TEXTO:
Geneton, como tantos de nós, era um Mágico de Oz comandado de dentro por um cineclubista. No caso dele, um cara moreno, barbudo e enfezado, que fazia uns filmes despirocantes no Recife, no meio de uma turma que incluía Jomard Muniz de Britto, Paulo Cunha, Amin Stepple – este último de Campina Grande, amigo meu de geração, que me apresentou aos demais. Quando Amin e Geneton surgiam caminhando lado a lado na calçada me lembravam Dom Quixote e Sancho Pança, um longilíneo e encurvado, o outro atarracado e hirsuto.

O superoitista virou jornalista. Acompanhei muitas das grandes entrevistas que ele fez para a TV Globo, e ver Geneton entrevistar era um pouco como ver alguém montar num boi brabo. Ao vê-lo formular certas perguntas a um ex-presidente ou a um general, minhas mãos se cobriam de suor frio. Eram perguntas que eu tinha vontade de fazer, mas morreria e não faria mesmo que por trás de mim, me bancando, estivessem não apenas a Rede Globo, mas o Pentágono, a KGB e os duzentos jagunços de Augusto Santa Cruz.

Perguntar é a arma do repórter (o que GMN foi na medula, ao fim e ao cabo; o que se orgulhava de ser), mas uma arma de alto risco, cuja bala pode inclusive inverter a direção depois de disparada. O entrevistado pode até ter um acesso apoplético (como o general Newton Cruz esteve a ponto de ter diante das câmeras) e não responder. Mas a pergunta pressupõe que existe uma resposta, que existe a questão; que existe, na multidão silenciosa que o repórter representa, a necessidade de ficar sabendo.

E não me refiro às perguntas sensacionalistas dos escândalos miúdos, das pegadinhas onde são feitas perguntas infantilóides, canalhamente indiscretas, perguntas que não passam de fofocas ou maledicências encomendadas.

São perguntas como (me deem licença para um exemplo provinciano) o jornalista Chico Maria fazia no seu programa “Confidencial” da TV Borborema de Campina Grande, olhando nos olhos do ex-prefeito Plínio Lemos e perguntando: “Por que o senhor mandou matar o vereador Félix Araújo?”, ou para Luís Carlos Prestes, e dizer: “Por que o senhor apertou a mão de Getúlio Vargas, que entregou sua esposa Olga Benário aos nazistas?”. (Ver aqui: http://mundofantasmo.blogspot.com.br/2009/06/1123-confidencial-20102006.html).

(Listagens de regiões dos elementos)
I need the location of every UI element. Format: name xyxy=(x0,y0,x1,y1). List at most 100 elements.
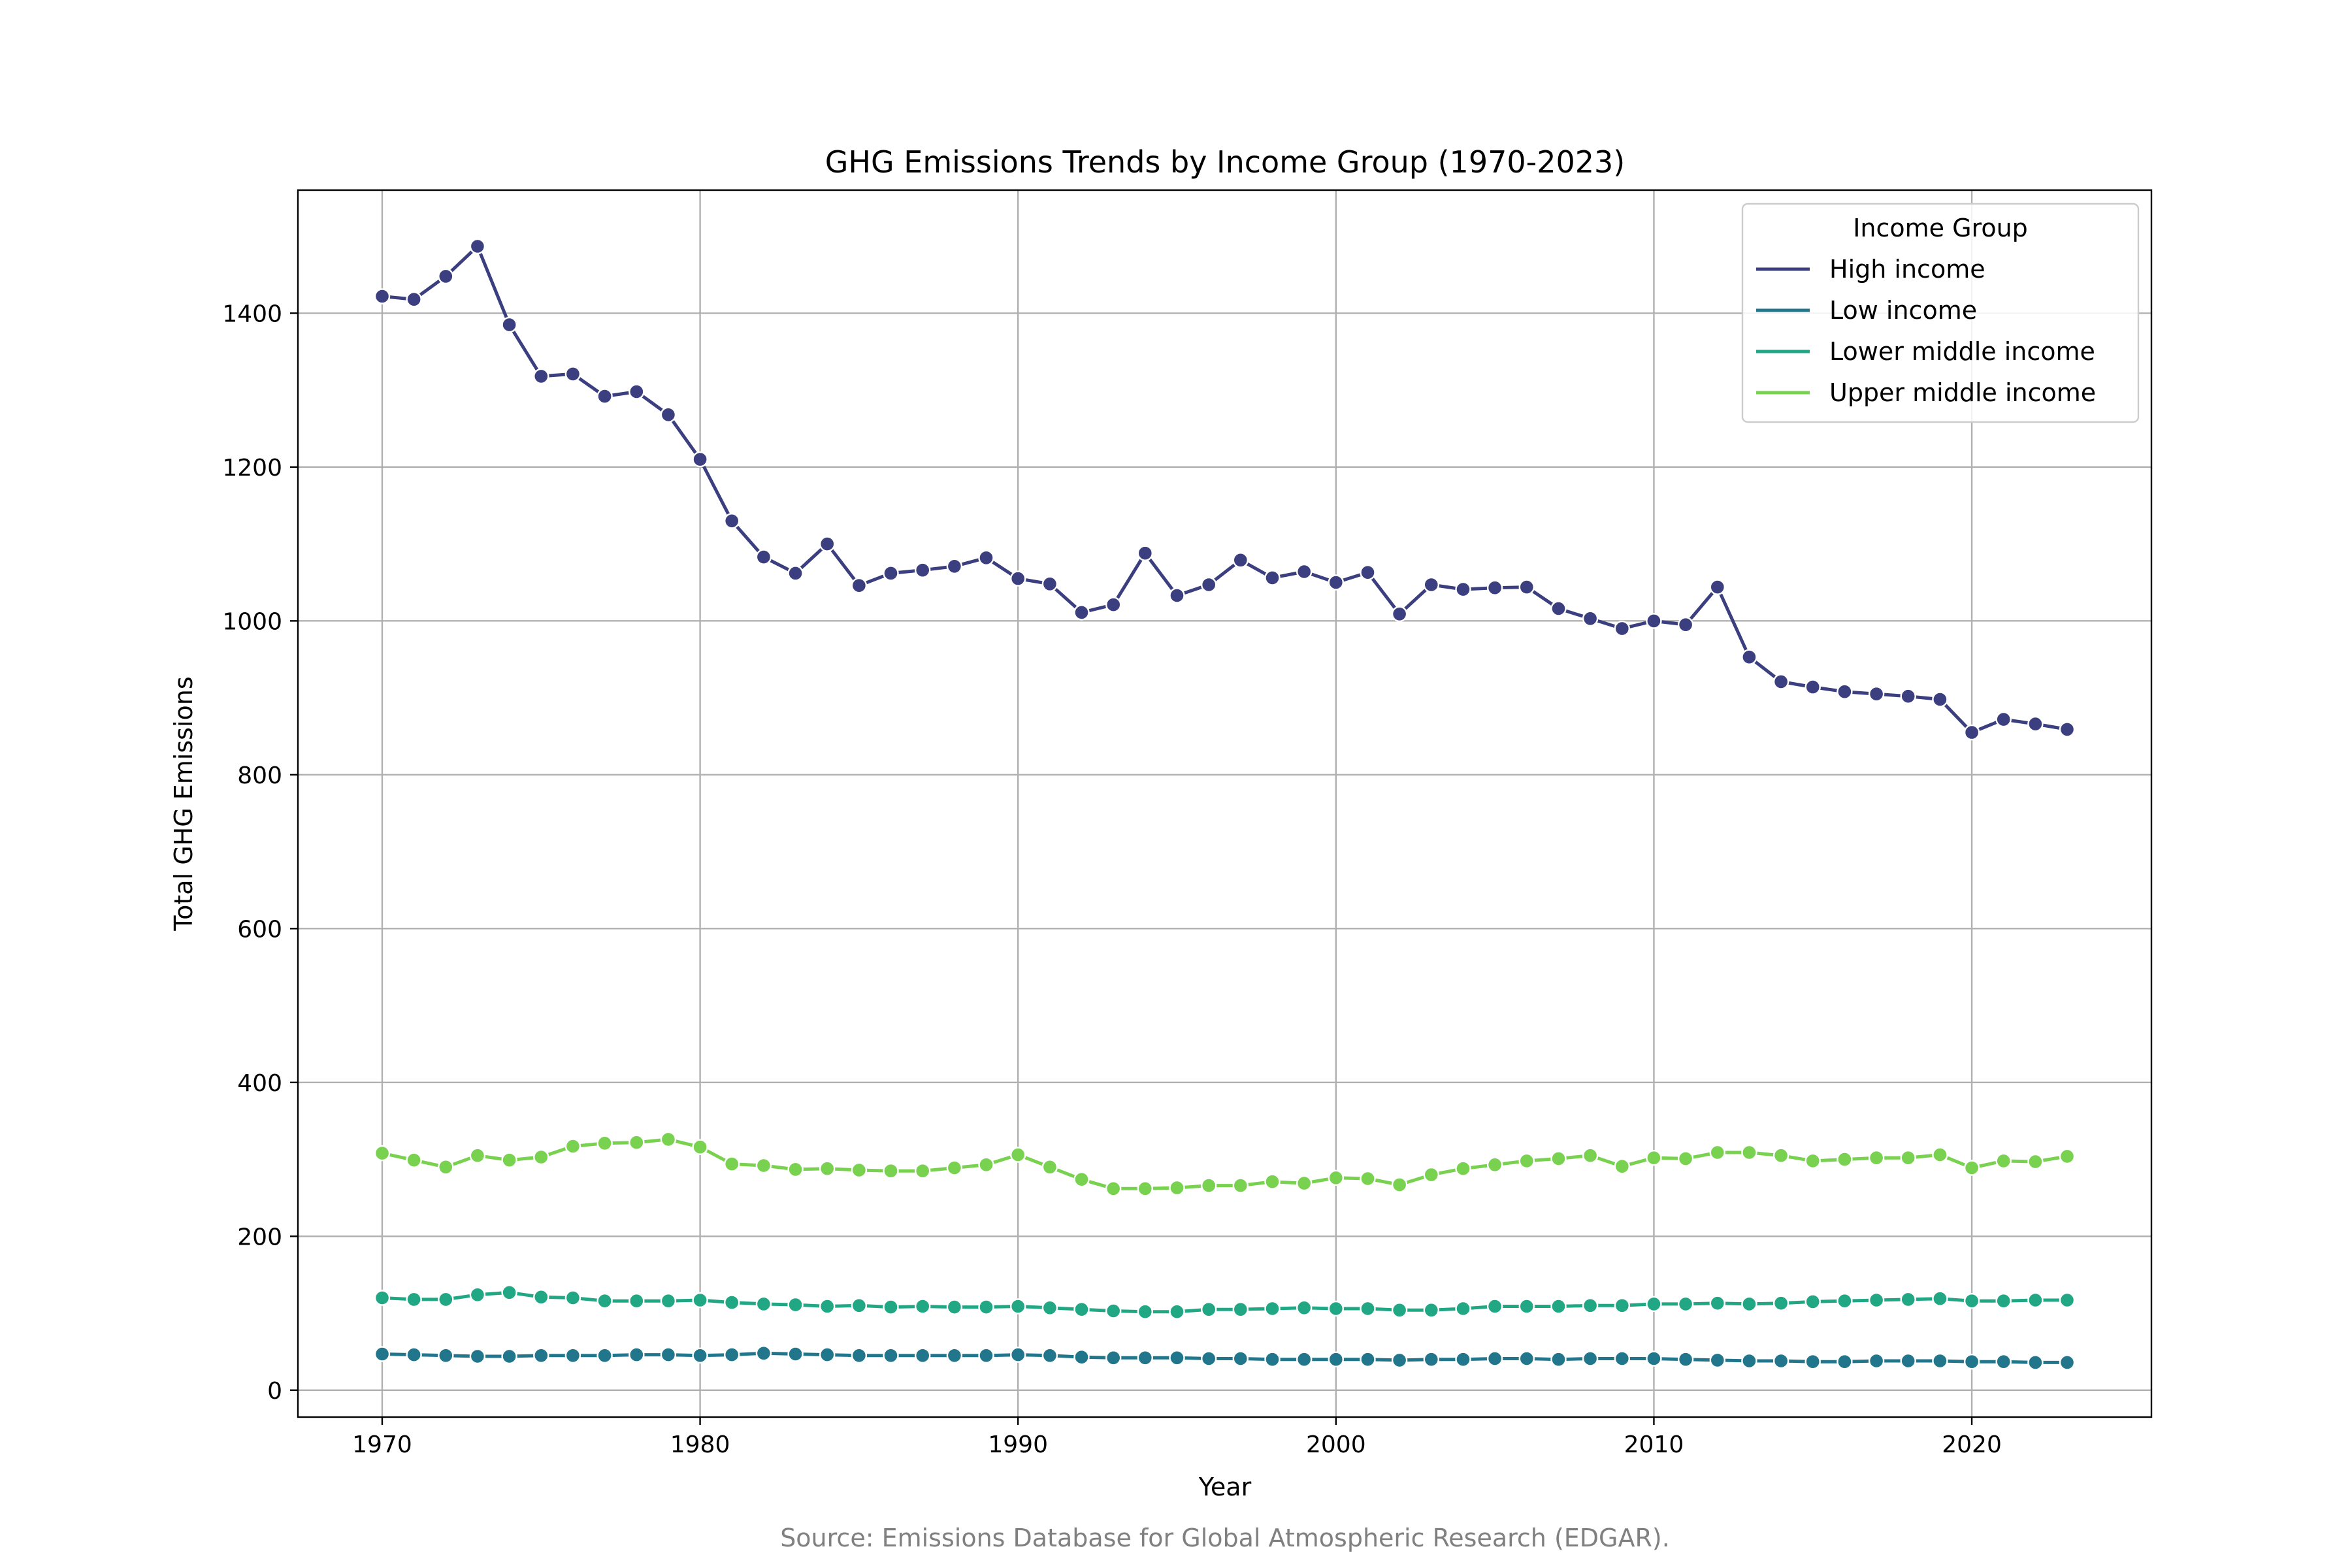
data-point-low-income xyxy=(1932,1352,1948,1369)
data-point-high-income xyxy=(851,578,868,594)
x-tick-label: 2020 xyxy=(1942,1431,2002,1458)
data-point-low-income xyxy=(2059,1354,2076,1371)
data-point-upper-middle-income xyxy=(755,1157,772,1174)
data-point-low-income xyxy=(1137,1350,1154,1366)
data-point-high-income xyxy=(1486,580,1503,596)
data-point-high-income xyxy=(1423,576,1440,593)
data-point-lower-middle-income xyxy=(1423,1302,1440,1318)
data-point-low-income xyxy=(1772,1352,1789,1369)
series-lower-middle-income xyxy=(374,1284,2076,1320)
data-point-upper-middle-income xyxy=(1900,1149,1916,1166)
data-point-upper-middle-income xyxy=(978,1156,994,1173)
data-point-upper-middle-income xyxy=(1328,1169,1345,1186)
data-point-lower-middle-income xyxy=(914,1298,931,1315)
data-point-upper-middle-income xyxy=(2027,1153,2044,1170)
x-tick-label: 1990 xyxy=(988,1431,1048,1458)
data-point-lower-middle-income xyxy=(723,1294,740,1311)
data-point-upper-middle-income xyxy=(660,1131,677,1148)
data-point-low-income xyxy=(1614,1350,1631,1367)
data-point-low-income xyxy=(1995,1353,2012,1370)
data-point-upper-middle-income xyxy=(819,1160,836,1177)
y-tick-label: 400 xyxy=(237,1070,282,1097)
data-point-high-income xyxy=(819,536,836,552)
data-point-lower-middle-income xyxy=(2027,1292,2044,1309)
data-point-upper-middle-income xyxy=(1455,1160,1471,1177)
data-point-lower-middle-income xyxy=(1169,1303,1185,1320)
data-point-upper-middle-income xyxy=(1582,1147,1599,1164)
data-point-high-income xyxy=(914,562,931,578)
data-point-lower-middle-income xyxy=(1105,1303,1122,1319)
legend-entry-upper-middle-income: Upper middle income xyxy=(1756,378,2096,407)
data-point-lower-middle-income xyxy=(1009,1298,1026,1315)
data-point-high-income xyxy=(1741,649,1757,665)
data-point-lower-middle-income xyxy=(438,1291,454,1308)
data-point-low-income xyxy=(1837,1353,1853,1370)
data-point-high-income xyxy=(1391,606,1408,622)
data-point-lower-middle-income xyxy=(1041,1299,1058,1316)
data-point-low-income xyxy=(1009,1347,1026,1363)
data-point-low-income xyxy=(1900,1352,1916,1369)
data-point-high-income xyxy=(1455,581,1471,598)
data-point-high-income xyxy=(1646,613,1662,629)
data-point-lower-middle-income xyxy=(406,1291,422,1308)
data-point-lower-middle-income xyxy=(1455,1300,1471,1317)
data-point-high-income xyxy=(374,288,391,304)
data-point-high-income xyxy=(946,558,963,574)
data-point-low-income xyxy=(1868,1352,1885,1369)
data-point-low-income xyxy=(755,1345,772,1362)
data-point-high-income xyxy=(660,406,677,423)
data-point-lower-middle-income xyxy=(692,1292,708,1309)
data-point-upper-middle-income xyxy=(883,1162,899,1179)
data-point-high-income xyxy=(978,549,994,566)
data-point-low-income xyxy=(1455,1351,1471,1367)
data-point-upper-middle-income xyxy=(596,1135,613,1152)
data-point-lower-middle-income xyxy=(1963,1292,1980,1309)
data-point-low-income xyxy=(1805,1353,1821,1370)
data-point-upper-middle-income xyxy=(1805,1152,1821,1169)
data-point-high-income xyxy=(1200,576,1217,593)
data-point-high-income xyxy=(1296,563,1313,580)
chart-title: GHG Emissions Trends by Income Group (19… xyxy=(825,144,1625,180)
data-point-lower-middle-income xyxy=(978,1299,994,1315)
data-point-lower-middle-income xyxy=(1741,1296,1757,1313)
data-point-lower-middle-income xyxy=(533,1289,549,1305)
data-point-low-income xyxy=(1296,1351,1313,1367)
data-point-upper-middle-income xyxy=(1200,1177,1217,1194)
data-point-low-income xyxy=(914,1347,931,1364)
axis-ticks: 1970 1980 1990 2000 2010 2020 0 200 400 600 800 100… xyxy=(222,301,2001,1458)
data-point-low-income xyxy=(1391,1352,1408,1369)
data-point-upper-middle-income xyxy=(1360,1170,1376,1187)
data-point-high-income xyxy=(883,565,899,581)
data-point-upper-middle-income xyxy=(1963,1160,1980,1176)
series-high-income xyxy=(374,238,2076,741)
y-tick-label: 1200 xyxy=(222,455,282,482)
data-point-high-income xyxy=(723,513,740,529)
data-point-lower-middle-income xyxy=(1328,1300,1345,1317)
data-point-upper-middle-income xyxy=(851,1162,868,1179)
data-point-high-income xyxy=(1137,545,1154,561)
data-point-upper-middle-income xyxy=(1614,1158,1631,1175)
data-point-low-income xyxy=(1232,1350,1249,1367)
data-point-high-income xyxy=(1518,579,1535,595)
data-point-upper-middle-income xyxy=(1296,1175,1313,1192)
data-point-high-income xyxy=(1360,564,1376,581)
x-tick-label: 1980 xyxy=(670,1431,730,1458)
data-point-high-income xyxy=(501,316,517,333)
data-point-high-income xyxy=(596,388,613,404)
data-point-lower-middle-income xyxy=(1900,1291,1916,1308)
data-point-lower-middle-income xyxy=(1995,1292,2012,1309)
legend-entry-high-income: High income xyxy=(1756,255,1985,284)
data-point-upper-middle-income xyxy=(1646,1149,1662,1166)
data-point-low-income xyxy=(787,1346,804,1362)
data-point-high-income xyxy=(469,238,486,255)
data-point-low-income xyxy=(946,1347,963,1364)
data-point-lower-middle-income xyxy=(374,1290,391,1306)
data-point-upper-middle-income xyxy=(406,1152,422,1168)
data-point-high-income xyxy=(533,368,549,385)
data-point-high-income xyxy=(1932,691,1948,708)
data-point-upper-middle-income xyxy=(1518,1152,1535,1169)
data-point-lower-middle-income xyxy=(469,1286,486,1303)
data-point-low-income xyxy=(406,1347,422,1363)
data-point-low-income xyxy=(1741,1352,1757,1369)
data-point-lower-middle-income xyxy=(755,1296,772,1313)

REQUISITOS DO EXERCÍCIO:
• 1. Segundo o texto, de que cidade era Amin Stepple?
• 2. Transcreva literalmente o trecho do texto que começa em "O superoitista virou" e termina em "Augusto Santa Cruz.".

SOLUÇÕES COMENTADAS:
• 1. De Campina Grande.

• 2.
O superoitista virou jornalista. Acompanhei muitas das grandes entrevistas que ele fez para a TV Globo, e ver Geneton entrevistar era um pouco como ver alguém montar num boi brabo. Ao vê-lo formular certas perguntas a um ex-presidente ou a um general, minhas mãos se cobriam de suor frio. Eram perguntas que eu tinha vontade de fazer, mas morreria e não faria mesmo que por trás de mim, me bancando, estivessem não apenas a Rede Globo, mas o Pentágono, a KGB e os duzentos jagunços de Augusto Santa Cruz.